TASK TO CARRY OUT> Read the records below. Copy each line where the string "this" occurs.
+++++
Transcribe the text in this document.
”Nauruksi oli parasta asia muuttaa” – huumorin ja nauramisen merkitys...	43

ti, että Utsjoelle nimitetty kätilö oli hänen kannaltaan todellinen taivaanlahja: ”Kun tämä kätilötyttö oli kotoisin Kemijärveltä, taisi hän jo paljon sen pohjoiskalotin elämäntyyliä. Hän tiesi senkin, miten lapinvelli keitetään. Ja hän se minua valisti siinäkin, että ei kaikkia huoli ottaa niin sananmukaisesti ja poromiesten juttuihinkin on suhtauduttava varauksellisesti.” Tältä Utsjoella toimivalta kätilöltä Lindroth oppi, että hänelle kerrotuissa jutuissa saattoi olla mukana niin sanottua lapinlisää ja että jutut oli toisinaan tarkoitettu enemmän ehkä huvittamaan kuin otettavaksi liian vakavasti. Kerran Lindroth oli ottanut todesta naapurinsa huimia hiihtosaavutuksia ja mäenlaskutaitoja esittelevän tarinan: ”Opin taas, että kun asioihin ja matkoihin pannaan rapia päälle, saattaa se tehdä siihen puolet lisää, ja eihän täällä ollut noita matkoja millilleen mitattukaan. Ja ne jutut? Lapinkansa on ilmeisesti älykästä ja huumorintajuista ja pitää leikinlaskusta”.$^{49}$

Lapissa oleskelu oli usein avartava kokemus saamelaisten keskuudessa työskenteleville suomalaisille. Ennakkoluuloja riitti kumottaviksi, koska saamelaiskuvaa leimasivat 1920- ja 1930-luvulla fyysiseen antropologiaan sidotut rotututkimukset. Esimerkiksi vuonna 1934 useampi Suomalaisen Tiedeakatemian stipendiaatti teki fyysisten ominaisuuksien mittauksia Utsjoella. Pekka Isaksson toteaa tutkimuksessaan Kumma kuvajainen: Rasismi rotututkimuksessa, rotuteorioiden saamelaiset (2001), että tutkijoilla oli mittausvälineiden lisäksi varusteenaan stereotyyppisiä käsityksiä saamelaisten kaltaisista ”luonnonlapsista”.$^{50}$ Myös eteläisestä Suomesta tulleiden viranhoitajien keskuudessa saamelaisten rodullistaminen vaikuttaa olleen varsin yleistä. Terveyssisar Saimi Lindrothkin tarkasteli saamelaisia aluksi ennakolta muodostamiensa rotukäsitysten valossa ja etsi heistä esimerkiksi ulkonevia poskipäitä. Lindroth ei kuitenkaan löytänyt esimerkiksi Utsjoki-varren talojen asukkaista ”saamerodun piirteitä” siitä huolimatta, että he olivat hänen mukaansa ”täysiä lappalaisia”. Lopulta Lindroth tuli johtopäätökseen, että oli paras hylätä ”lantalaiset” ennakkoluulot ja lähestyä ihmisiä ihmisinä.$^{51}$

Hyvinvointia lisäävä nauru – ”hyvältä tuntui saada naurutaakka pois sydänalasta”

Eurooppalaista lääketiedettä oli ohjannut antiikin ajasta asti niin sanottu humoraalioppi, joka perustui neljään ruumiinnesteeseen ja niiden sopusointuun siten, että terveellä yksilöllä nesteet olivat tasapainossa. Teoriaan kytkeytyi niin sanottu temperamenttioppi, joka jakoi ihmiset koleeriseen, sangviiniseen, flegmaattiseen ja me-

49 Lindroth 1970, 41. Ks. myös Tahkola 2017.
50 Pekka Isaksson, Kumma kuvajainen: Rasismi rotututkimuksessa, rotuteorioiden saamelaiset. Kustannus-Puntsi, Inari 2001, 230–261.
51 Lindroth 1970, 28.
+++++
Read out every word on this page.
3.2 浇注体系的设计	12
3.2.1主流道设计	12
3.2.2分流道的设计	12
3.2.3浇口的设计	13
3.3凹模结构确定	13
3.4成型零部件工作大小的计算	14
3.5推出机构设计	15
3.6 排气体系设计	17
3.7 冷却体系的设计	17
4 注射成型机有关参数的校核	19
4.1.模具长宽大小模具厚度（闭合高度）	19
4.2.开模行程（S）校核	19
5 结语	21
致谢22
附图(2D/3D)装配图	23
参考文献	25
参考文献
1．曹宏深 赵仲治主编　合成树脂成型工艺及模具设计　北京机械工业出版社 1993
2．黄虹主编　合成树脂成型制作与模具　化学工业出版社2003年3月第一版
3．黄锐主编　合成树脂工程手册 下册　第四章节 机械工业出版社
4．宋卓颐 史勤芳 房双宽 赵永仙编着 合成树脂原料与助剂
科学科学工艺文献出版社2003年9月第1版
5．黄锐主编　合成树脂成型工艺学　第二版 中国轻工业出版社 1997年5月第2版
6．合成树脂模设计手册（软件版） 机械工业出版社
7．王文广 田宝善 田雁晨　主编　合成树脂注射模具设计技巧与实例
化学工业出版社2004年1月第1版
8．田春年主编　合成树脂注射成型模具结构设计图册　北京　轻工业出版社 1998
+++++
FULL SOLUTION>
Transcribe the text in this document.
Read out every word on this page.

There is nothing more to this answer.